◆ **WRITTEN EXERCISE**
Restate all of the data exactly.

◆ **MATERIAL SHOWN**
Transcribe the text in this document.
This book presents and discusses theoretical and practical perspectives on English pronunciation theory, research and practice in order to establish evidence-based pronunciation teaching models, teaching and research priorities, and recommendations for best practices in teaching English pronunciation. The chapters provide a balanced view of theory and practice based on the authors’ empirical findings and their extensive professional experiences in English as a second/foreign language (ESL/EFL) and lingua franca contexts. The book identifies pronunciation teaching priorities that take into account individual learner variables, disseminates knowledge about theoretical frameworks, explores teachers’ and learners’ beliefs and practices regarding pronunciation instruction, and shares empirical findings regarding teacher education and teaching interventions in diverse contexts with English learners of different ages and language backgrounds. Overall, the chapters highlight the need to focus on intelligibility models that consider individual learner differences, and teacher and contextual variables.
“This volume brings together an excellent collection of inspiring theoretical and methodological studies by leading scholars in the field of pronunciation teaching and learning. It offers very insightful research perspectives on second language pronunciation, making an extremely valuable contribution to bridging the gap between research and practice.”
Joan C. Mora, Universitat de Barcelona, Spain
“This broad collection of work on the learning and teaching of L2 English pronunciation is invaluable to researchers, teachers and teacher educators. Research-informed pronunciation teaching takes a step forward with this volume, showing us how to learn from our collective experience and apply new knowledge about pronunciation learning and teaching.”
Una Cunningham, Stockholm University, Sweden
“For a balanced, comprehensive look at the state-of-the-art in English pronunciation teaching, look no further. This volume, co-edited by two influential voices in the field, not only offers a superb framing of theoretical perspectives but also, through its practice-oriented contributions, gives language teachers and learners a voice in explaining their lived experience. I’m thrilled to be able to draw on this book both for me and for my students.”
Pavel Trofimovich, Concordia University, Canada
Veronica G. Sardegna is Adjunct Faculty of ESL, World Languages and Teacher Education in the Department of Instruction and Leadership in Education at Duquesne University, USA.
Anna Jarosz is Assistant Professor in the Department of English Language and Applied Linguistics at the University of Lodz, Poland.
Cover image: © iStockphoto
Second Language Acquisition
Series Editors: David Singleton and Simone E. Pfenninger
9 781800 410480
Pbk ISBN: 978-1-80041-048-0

◆ **FULL RESPONSE**
Transcribe the text in this document.
This book presents and discusses theoretical and practical perspectives on English pronunciation theory, research and practice in order to establish evidence-based pronunciation teaching models, teaching and research priorities, and recommendations for best practices in teaching English pronunciation. The chapters provide a balanced view of theory and practice based on the authors’ empirical findings and their extensive professional experiences in English as a second/foreign language (ESL/EFL) and lingua franca contexts. The book identifies pronunciation teaching priorities that take into account individual learner variables, disseminates knowledge about theoretical frameworks, explores teachers’ and learners’ beliefs and practices regarding pronunciation instruction, and shares empirical findings regarding teacher education and teaching interventions in diverse contexts with English learners of different ages and language backgrounds. Overall, the chapters highlight the need to focus on intelligibility models that consider individual learner differences, and teacher and contextual variables.
“This volume brings together an excellent collection of inspiring theoretical and methodological studies by leading scholars in the field of pronunciation teaching and learning. It offers very insightful research perspectives on second language pronunciation, making an extremely valuable contribution to bridging the gap between research and practice.”
Joan C. Mora, Universitat de Barcelona, Spain
“This broad collection of work on the learning and teaching of L2 English pronunciation is invaluable to researchers, teachers and teacher educators. Research-informed pronunciation teaching takes a step forward with this volume, showing us how to learn from our collective experience and apply new knowledge about pronunciation learning and teaching.”
Una Cunningham, Stockholm University, Sweden
“For a balanced, comprehensive look at the state-of-the-art in English pronunciation teaching, look no further. This volume, co-edited by two influential voices in the field, not only offers a superb framing of theoretical perspectives but also, through its practice-oriented contributions, gives language teachers and learners a voice in explaining their lived experience. I’m thrilled to be able to draw on this book both for me and for my students.”
Pavel Trofimovich, Concordia University, Canada
Veronica G. Sardegna is Adjunct Faculty of ESL, World Languages and Teacher Education in the Department of Instruction and Leadership in Education at Duquesne University, USA.
Anna Jarosz is Assistant Professor in the Department of English Language and Applied Linguistics at the University of Lodz, Poland.
Cover image: © iStockphoto
Second Language Acquisition
Series Editors: David Singleton and Simone E. Pfenninger
9 781800 410480
Pbk ISBN: 978-1-80041-048-0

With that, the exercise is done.